Given request. Copy the listing below in full and skip every picture.

Entries from a dataset.
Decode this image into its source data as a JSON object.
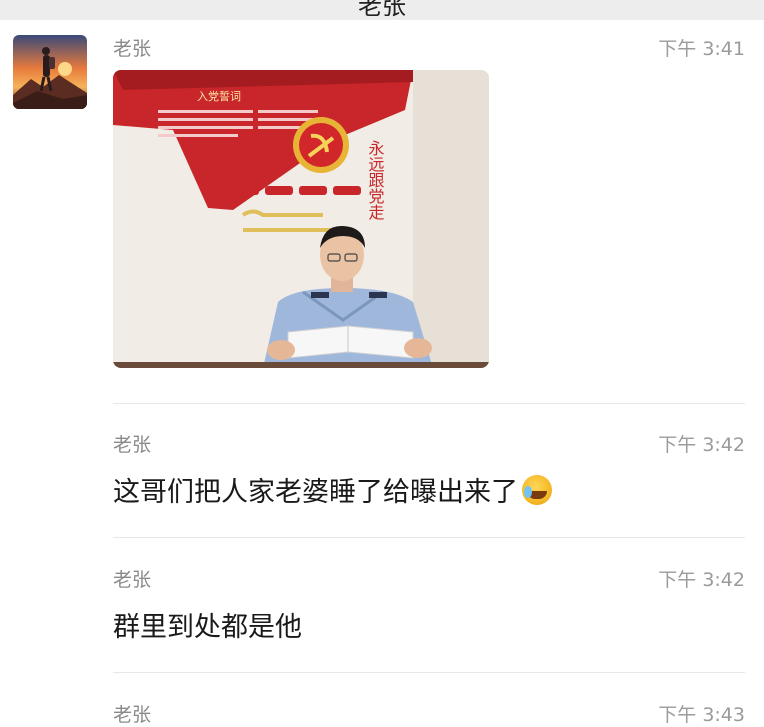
{
  "header": {
    "title": "老张"
  },
  "messages": [
    {
      "sender": "老张",
      "time": "下午 3:41",
      "type": "image",
      "image_icon": "photo-of-police-officer-reading-document"
    },
    {
      "sender": "老张",
      "time": "下午 3:42",
      "type": "text",
      "text": "这哥们把人家老婆睡了给曝出来了",
      "emoji": "laughing-crying-emoji"
    },
    {
      "sender": "老张",
      "time": "下午 3:42",
      "type": "text",
      "text": "群里到处都是他"
    },
    {
      "sender": "老张",
      "time": "下午 3:43",
      "type": "text",
      "text": ""
    }
  ],
  "photo_wall": {
    "banner_title": "入党誓词",
    "slogan": "永远跟党走"
  },
  "colors": {
    "background": "#ffffff",
    "sender": "#8a8a8a",
    "time": "#9b9b9b",
    "text": "#1a1a1a",
    "party_red": "#c8262a"
  }
}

Task output.
Decode this image into its source data as a JSON object.
{
  "header": {
    "title": "老张"
  },
  "messages": [
    {
      "sender": "老张",
      "time": "下午 3:41",
      "type": "image",
      "image_icon": "photo-of-police-officer-reading-document"
    },
    {
      "sender": "老张",
      "time": "下午 3:42",
      "type": "text",
      "text": "这哥们把人家老婆睡了给曝出来了",
      "emoji": "laughing-crying-emoji"
    },
    {
      "sender": "老张",
      "time": "下午 3:42",
      "type": "text",
      "text": "群里到处都是他"
    },
    {
      "sender": "老张",
      "time": "下午 3:43",
      "type": "text",
      "text": ""
    }
  ],
  "photo_wall": {
    "banner_title": "入党誓词",
    "slogan": "永远跟党走"
  },
  "colors": {
    "background": "#ffffff",
    "sender": "#8a8a8a",
    "time": "#9b9b9b",
    "text": "#1a1a1a",
    "party_red": "#c8262a"
  }
}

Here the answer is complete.